(Stored items from a collection)
*-*-*
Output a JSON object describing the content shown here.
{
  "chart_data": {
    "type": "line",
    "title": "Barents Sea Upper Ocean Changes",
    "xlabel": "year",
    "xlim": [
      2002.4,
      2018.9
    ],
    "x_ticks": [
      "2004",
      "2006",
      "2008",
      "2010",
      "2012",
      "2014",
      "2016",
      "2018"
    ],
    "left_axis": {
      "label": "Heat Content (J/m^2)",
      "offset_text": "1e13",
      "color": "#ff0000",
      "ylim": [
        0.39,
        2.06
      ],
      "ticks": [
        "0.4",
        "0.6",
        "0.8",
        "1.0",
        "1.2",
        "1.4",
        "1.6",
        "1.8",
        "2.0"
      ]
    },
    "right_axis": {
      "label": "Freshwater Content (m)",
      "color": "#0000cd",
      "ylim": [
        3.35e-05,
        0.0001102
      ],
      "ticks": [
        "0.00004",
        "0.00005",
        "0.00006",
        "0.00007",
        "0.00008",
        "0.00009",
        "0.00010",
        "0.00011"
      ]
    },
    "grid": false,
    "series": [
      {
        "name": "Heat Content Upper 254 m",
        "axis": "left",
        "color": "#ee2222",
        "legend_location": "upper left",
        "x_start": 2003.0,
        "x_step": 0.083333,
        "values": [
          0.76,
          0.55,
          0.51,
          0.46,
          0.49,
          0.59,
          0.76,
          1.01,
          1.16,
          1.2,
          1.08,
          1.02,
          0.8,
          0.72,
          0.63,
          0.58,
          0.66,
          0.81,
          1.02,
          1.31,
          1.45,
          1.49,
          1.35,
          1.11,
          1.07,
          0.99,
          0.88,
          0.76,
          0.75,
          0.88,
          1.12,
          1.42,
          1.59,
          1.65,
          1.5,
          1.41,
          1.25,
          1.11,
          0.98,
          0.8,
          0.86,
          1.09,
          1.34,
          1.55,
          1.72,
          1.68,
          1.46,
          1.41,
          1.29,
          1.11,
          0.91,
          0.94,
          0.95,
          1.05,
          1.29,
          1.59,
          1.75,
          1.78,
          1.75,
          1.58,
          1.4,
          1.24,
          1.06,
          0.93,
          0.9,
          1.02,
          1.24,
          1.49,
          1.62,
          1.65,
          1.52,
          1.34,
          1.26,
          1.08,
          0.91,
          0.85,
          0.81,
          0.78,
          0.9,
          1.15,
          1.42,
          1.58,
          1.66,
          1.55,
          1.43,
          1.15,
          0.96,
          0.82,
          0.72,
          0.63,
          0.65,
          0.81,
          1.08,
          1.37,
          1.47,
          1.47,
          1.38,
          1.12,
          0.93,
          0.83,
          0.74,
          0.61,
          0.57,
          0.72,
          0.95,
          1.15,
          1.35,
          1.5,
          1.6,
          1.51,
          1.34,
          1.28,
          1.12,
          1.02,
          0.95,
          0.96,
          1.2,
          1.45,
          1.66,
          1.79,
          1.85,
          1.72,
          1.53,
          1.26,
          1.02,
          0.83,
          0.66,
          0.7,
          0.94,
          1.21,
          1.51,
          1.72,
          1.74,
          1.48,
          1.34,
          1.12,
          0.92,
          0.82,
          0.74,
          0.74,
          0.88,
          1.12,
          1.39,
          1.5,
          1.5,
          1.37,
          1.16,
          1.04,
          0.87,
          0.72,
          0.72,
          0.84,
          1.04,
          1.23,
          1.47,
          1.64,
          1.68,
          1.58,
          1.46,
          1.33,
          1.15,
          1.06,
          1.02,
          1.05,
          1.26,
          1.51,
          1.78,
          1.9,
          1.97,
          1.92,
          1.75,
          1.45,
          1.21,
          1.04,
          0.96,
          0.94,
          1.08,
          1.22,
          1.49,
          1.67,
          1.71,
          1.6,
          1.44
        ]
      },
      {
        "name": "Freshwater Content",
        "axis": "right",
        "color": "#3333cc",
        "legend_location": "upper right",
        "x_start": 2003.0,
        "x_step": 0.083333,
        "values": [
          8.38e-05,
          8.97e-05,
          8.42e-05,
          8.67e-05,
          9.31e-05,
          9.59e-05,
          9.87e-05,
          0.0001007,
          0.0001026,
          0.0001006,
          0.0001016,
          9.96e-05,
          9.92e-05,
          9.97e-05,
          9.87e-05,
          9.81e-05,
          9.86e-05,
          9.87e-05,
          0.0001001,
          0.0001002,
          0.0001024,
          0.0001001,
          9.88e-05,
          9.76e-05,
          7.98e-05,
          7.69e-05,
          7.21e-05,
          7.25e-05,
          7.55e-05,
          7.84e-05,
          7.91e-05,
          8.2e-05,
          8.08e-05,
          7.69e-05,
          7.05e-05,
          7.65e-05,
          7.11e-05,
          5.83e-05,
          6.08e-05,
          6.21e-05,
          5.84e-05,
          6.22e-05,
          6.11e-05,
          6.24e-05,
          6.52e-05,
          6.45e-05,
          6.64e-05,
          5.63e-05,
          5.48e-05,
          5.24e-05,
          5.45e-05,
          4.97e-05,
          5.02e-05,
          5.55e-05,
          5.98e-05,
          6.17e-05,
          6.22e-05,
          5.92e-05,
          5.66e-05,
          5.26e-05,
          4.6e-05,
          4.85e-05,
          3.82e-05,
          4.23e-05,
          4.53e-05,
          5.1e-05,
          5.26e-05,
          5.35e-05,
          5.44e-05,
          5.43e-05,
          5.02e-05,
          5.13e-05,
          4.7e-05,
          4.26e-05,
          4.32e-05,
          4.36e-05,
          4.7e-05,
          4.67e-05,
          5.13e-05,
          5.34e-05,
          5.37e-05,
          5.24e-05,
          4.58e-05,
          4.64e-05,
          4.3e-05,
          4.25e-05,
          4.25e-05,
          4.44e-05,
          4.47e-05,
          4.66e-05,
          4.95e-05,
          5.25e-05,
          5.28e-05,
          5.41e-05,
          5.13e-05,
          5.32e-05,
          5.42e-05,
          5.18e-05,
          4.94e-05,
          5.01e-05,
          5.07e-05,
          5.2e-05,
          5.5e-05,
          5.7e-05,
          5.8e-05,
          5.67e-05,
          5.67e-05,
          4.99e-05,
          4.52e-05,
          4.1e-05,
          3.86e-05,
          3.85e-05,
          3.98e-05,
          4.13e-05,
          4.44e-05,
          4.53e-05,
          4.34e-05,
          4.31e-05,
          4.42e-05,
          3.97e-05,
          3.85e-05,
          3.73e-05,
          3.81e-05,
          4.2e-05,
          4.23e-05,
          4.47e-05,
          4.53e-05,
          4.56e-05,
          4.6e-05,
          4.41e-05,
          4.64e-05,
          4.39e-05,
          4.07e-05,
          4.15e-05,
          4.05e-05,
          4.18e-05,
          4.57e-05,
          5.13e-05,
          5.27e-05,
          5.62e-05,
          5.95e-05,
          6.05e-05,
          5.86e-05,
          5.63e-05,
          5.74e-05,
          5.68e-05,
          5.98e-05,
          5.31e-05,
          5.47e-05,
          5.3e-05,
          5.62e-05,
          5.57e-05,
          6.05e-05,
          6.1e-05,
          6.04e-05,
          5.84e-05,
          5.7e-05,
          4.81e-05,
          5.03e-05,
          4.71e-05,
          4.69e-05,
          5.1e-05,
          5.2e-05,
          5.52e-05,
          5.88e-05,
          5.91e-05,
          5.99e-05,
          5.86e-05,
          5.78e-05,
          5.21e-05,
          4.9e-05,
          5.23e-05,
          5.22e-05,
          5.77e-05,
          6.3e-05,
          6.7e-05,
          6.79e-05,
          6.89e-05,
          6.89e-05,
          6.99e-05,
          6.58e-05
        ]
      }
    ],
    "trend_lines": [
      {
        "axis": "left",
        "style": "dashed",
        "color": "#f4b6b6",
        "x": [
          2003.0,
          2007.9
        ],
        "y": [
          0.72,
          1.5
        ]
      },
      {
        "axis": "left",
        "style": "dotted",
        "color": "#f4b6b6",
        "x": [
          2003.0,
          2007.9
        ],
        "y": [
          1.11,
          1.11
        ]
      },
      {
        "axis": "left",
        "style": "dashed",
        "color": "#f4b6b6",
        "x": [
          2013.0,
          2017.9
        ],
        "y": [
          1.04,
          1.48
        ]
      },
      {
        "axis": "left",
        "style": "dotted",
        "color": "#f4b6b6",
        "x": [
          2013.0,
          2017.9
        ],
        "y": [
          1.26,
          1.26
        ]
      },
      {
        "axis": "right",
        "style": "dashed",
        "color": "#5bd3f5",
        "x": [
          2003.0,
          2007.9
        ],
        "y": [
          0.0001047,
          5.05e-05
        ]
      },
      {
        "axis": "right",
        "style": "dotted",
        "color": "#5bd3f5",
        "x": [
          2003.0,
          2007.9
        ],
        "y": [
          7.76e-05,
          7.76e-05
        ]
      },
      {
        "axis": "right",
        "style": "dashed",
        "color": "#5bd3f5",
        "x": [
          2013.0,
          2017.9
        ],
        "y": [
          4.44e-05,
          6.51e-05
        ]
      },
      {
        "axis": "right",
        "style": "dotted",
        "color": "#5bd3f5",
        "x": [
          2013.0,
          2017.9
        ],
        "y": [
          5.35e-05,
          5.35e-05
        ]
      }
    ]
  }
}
*-*-*
Task instructions →
Which lines hold the word "Freshwater"? Return all of them from the records above.

Exercise output →
      "label": "Freshwater Content (m)",
        "name": "Freshwater Content",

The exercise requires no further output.